This indicates some level of resilience at an early age which could be potentially improved with targeted intervention, e.g., with pro- or prebiotics, and remains to be tested. At the cohort scale, the largest differences in ARG abundance were however found for resistance genes towards antibiotic that were not prescribed to the children, underlying that perinatal and environmental factors besides antibiotic therapy are also driving the gut resistome. Another observation from that study that connects the surrounding environment, and associated resistome, and the gut resistome was that children whose households was in urban areas had a significantly higher load of ARGs than children living in rural areas. There is a myriad of potential confounding factors that could explain this but it strengthens the fact that the environment contribution to the development of the early life microbiome is extremely important.
It can be hypothesized that urban living is associated with less contact with the outdoor and a decreased microbiome diversity, or that the type of lodging found in rural (house) or urban (appartement) environment are associated have consequences on the indoor microbiome as seen in bed dust.

▶ _WHAT THE TASK ASKS_
Continue the passage on the early-life gut resistome, starting right after its last sentence.

▶ _EXCERPTED RECORDS_
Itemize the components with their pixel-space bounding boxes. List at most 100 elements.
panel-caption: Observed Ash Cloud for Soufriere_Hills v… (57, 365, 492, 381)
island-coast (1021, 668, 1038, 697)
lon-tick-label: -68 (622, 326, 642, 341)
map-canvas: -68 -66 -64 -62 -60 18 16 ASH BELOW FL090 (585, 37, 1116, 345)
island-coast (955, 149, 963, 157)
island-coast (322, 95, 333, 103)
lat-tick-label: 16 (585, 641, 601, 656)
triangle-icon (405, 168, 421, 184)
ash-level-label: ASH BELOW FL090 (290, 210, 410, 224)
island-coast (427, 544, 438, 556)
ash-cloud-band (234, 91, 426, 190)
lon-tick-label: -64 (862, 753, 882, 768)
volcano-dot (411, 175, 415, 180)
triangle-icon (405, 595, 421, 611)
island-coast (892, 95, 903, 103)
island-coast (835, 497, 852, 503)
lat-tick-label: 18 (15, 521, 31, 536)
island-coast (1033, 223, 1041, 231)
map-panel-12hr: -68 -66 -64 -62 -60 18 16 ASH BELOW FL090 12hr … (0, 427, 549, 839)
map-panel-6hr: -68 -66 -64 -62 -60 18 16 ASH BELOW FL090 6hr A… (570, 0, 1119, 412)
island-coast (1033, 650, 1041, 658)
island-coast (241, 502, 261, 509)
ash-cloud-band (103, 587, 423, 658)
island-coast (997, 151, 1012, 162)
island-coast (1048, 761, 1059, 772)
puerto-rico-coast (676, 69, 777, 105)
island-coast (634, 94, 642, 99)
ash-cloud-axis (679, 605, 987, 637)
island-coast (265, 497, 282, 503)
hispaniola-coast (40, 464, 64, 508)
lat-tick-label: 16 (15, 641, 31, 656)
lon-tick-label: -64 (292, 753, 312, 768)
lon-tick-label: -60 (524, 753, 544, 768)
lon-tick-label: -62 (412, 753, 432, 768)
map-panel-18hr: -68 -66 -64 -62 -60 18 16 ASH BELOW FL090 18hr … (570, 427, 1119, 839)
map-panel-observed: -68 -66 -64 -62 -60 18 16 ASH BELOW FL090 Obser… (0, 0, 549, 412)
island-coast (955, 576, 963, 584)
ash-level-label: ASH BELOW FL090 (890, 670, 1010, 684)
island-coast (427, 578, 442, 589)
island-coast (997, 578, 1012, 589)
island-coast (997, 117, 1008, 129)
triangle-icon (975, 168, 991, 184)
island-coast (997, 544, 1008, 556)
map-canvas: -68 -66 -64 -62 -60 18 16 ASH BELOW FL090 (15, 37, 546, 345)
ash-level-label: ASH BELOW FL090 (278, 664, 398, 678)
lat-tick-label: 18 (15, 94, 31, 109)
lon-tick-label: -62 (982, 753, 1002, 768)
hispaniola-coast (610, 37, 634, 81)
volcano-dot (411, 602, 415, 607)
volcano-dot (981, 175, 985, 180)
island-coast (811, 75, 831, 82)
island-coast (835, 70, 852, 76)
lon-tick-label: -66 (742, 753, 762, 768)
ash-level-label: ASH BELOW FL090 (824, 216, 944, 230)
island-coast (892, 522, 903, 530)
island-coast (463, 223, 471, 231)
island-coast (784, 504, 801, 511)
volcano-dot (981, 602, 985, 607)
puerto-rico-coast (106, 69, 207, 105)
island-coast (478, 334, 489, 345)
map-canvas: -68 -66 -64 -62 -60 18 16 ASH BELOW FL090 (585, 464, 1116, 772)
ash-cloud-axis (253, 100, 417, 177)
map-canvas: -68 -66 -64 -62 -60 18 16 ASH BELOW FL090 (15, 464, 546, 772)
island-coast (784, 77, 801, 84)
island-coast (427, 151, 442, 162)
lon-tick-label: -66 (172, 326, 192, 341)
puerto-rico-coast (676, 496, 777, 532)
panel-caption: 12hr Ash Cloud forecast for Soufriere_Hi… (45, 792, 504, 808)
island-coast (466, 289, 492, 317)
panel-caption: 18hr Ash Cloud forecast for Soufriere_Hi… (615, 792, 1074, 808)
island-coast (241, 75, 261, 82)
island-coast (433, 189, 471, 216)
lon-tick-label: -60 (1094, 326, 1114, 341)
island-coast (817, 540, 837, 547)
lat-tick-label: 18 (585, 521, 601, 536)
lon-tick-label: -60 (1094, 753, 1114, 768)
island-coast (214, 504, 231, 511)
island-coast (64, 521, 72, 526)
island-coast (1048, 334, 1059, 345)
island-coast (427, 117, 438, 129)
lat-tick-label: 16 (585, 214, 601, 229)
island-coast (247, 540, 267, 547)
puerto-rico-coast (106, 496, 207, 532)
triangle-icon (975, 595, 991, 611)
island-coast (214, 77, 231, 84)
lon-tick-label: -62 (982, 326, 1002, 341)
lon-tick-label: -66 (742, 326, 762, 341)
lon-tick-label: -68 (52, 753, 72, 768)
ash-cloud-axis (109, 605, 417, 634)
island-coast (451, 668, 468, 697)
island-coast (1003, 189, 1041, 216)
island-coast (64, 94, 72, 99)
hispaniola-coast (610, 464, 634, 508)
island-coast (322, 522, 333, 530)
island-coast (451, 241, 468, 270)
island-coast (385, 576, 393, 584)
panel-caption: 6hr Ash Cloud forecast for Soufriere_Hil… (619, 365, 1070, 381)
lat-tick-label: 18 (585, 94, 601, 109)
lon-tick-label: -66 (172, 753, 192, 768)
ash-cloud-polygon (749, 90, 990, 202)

▶ _RESPONSE BOX_
Conclusion
Antibiotic resistance is ancient and prevalent and the environmental resistome is a reservoir of potential clinical resistance genes. Mechanisms such as horizontal gene transfer, intricate population dynamics, and co-selection effects, have been identified as significant accelerators in the evolution and spread of the antibiotic resistome making previously sensitive strains of pathogens now resistant to antibiotic therapy. The human gut microbiome and its early developmental phase is prone to dysbiosis and potential invasion, selection, and co-selection of bacteria harboring resistance genes, which can have long term health consequences. It is unclear to what extent these are related to future failed antibiotic therapies. High temporal resolution, long term multi-omics studies are needed to identify first longitudinal patterns of gut microbiome development and second, most probable routes of AR genes transfer by HGT. Together, these results will provide insights to devise preventive strategies for minimizing the development of AR already early in life and limit transfer to problematic pathogens. This effort is of the utmost importance to reduce the burden of the worldwide AMR pandemic and improve global public health by preserving the efficacy of the few antibiotic available to fight infectious diseases.